▶ **Exercise aim**
Go through the entries below and collect each line with the string "ptakow" in it.

Stored records:

%%

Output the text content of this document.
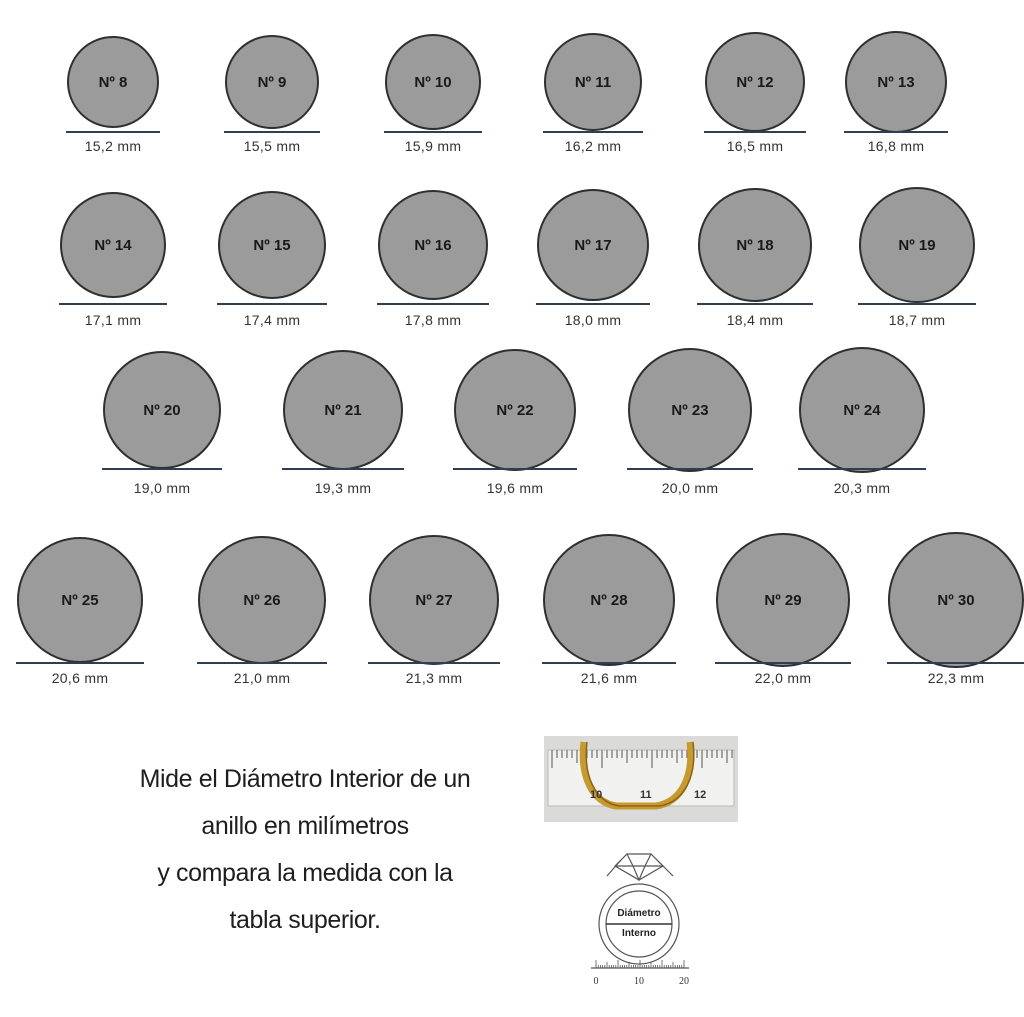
Nº 8
15,2 mm
Nº 9
15,5 mm
Nº 10
15,9 mm
Nº 11
16,2 mm
Nº 12
16,5 mm
Nº 13
16,8 mm
Nº 14
17,1 mm
Nº 15
17,4 mm
Nº 16
17,8 mm
Nº 17
18,0 mm
Nº 18
18,4 mm
Nº 19
18,7 mm
Nº 20
19,0 mm
Nº 21
19,3 mm
Nº 22
19,6 mm
Nº 23
20,0 mm
Nº 24
20,3 mm
Nº 25
20,6 mm
Nº 26
21,0 mm
Nº 27
21,3 mm
Nº 28
21,6 mm
Nº 29
22,0 mm
Nº 30
22,3 mm
Mide el Diámetro Interior de un
anillo en milímetros
y compara la medida con la
tabla superior.
10	11	12
Diámetro
Interno
0	10	20
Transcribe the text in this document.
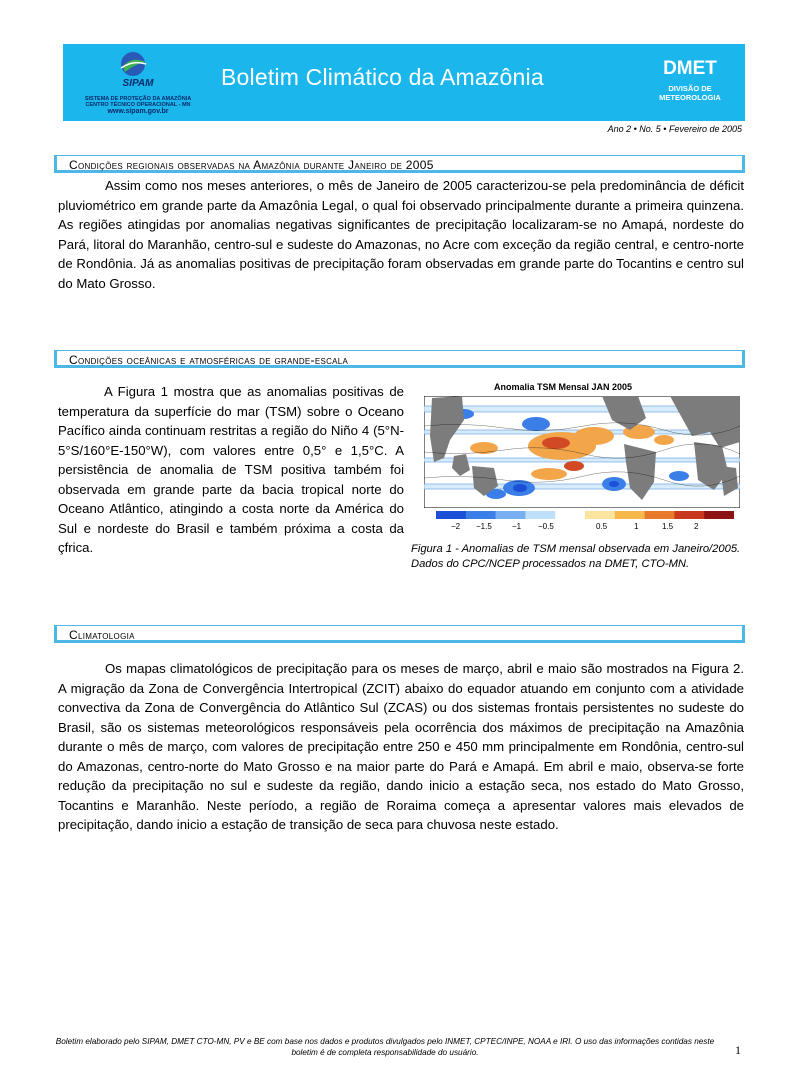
SIPAM
SISTEMA DE PROTEÇÃO DA AMAZÔNIA
CENTRO TÉCNICO OPERACIONAL - MN
www.sipam.gov.br
Boletim Climático da Amazônia	DMET
DIVISÃO DE
METEOROLOGIA
Ano 2 • No. 5 • Fevereiro de 2005
Condições regionais observadas na Amazônia durante Janeiro de 2005

Assim como nos meses anteriores, o mês de Janeiro de 2005 caracterizou-se pela predominância de déficit pluviométrico em grande parte da Amazônia Legal, o qual foi observado principalmente durante a primeira quinzena. As regiões atingidas por anomalias negativas significantes de precipitação localizaram-se no Amapá, nordeste do Pará, litoral do Maranhão, centro-sul e sudeste do Amazonas, no Acre com exceção da região central, e centro-norte de Rondônia. Já as anomalias positivas de precipitação foram observadas em grande parte do Tocantins e centro sul do Mato Grosso.

Condições oceânicas e atmosféricas de grande-escala

A Figura 1 mostra que as anomalias positivas de temperatura da superfície do mar (TSM) sobre o Oceano Pacífico ainda continuam restritas a região do Niño 4 (5°N-5°S/160°E-150°W), com valores entre 0,5° e 1,5°C. A persistência de anomalia de TSM positiva também foi observada em grande parte da bacia tropical norte do Oceano Atlântico, atingindo a costa norte da América do Sul e nordeste do Brasil e também próxima a costa da çfrica.

Anomalia TSM Mensal JAN 2005
−2 −1.5	−1 −0.5	0.5	1	1.5	2
Figura 1 - Anomalias de TSM mensal observada em Janeiro/2005. Dados do CPC/NCEP processados na DMET, CTO-MN.
Climatologia

Os mapas climatológicos de precipitação para os meses de março, abril e maio são mostrados na Figura 2. A migração da Zona de Convergência Intertropical (ZCIT) abaixo do equador atuando em conjunto com a atividade convectiva da Zona de Convergência do Atlântico Sul (ZCAS) ou dos sistemas frontais persistentes no sudeste do Brasil, são os sistemas meteorológicos responsáveis pela ocorrência dos máximos de precipitação na Amazônia durante o mês de março, com valores de precipitação entre 250 e 450 mm principalmente em Rondônia, centro-sul do Amazonas, centro-norte do Mato Grosso e na maior parte do Pará e Amapá. Em abril e maio, observa-se forte redução da precipitação no sul e sudeste da região, dando inicio a estação seca, nos estado do Mato Grosso, Tocantins e Maranhão. Neste período, a região de Roraima começa a apresentar valores mais elevados de precipitação, dando inicio a estação de transição de seca para chuvosa neste estado.

Boletim elaborado pelo SIPAM, DMET CTO-MN, PV e BE com base nos dados e produtos divulgados pelo INMET, CPTEC/INPE, NOAA e IRI. O uso das informações contidas neste boletim é de completa responsabilidade do usuário.	1
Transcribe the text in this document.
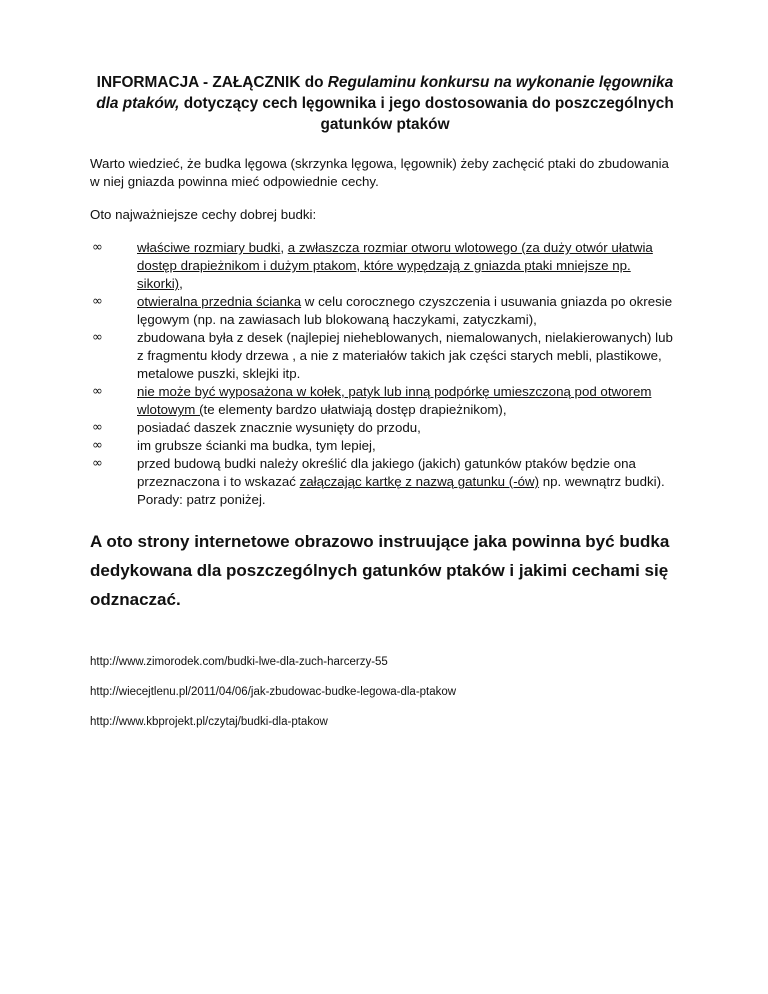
INFORMACJA - ZAŁĄCZNIK do Regulaminu konkursu na wykonanie lęgownika dla ptaków, dotyczący cech lęgownika i jego dostosowania do poszczególnych gatunków ptaków

Warto wiedzieć, że budka lęgowa (skrzynka lęgowa, lęgownik) żeby zachęcić ptaki do zbudowania w niej gniazda powinna mieć odpowiednie cechy.

Oto najważniejsze cechy dobrej budki:

∞	właściwe rozmiary budki, a zwłaszcza rozmiar otworu wlotowego (za duży otwór ułatwia dostęp drapieżnikom i dużym ptakom, które wypędzają z gniazda ptaki mniejsze np. sikorki),
∞	otwieralna przednia ścianka w celu corocznego czyszczenia i usuwania gniazda po okresie lęgowym (np. na zawiasach lub blokowaną haczykami, zatyczkami),
∞	zbudowana była z desek (najlepiej nieheblowanych, niemalowanych, nielakierowanych) lub z fragmentu kłody drzewa , a nie z materiałów takich jak części starych mebli, plastikowe, metalowe puszki, sklejki itp.
∞	nie może być wyposażona w kołek, patyk lub inną podpórkę umieszczoną pod otworem wlotowym (te elementy bardzo ułatwiają dostęp drapieżnikom),
∞	posiadać daszek znacznie wysunięty do przodu,
∞	im grubsze ścianki ma budka, tym lepiej,
∞	przed budową budki należy określić dla jakiego (jakich) gatunków ptaków będzie ona przeznaczona i to wskazać załączając kartkę z nazwą gatunku (-ów) np. wewnątrz budki). Porady: patrz poniżej.
A oto strony internetowe obrazowo instruujące jaka powinna być budka dedykowana dla poszczególnych gatunków ptaków i jakimi cechami się odznaczać.
http://www.zimorodek.com/budki-lwe-dla-zuch-harcerzy-55
http://wiecejtlenu.pl/2011/04/06/jak-zbudowac-budke-legowa-dla-ptakow
http://www.kbprojekt.pl/czytaj/budki-dla-ptakow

%%

▶ **Task answer**
http://wiecejtlenu.pl/2011/04/06/jak-zbudowac-budke-legowa-dla-ptakow
http://www.kbprojekt.pl/czytaj/budki-dla-ptakow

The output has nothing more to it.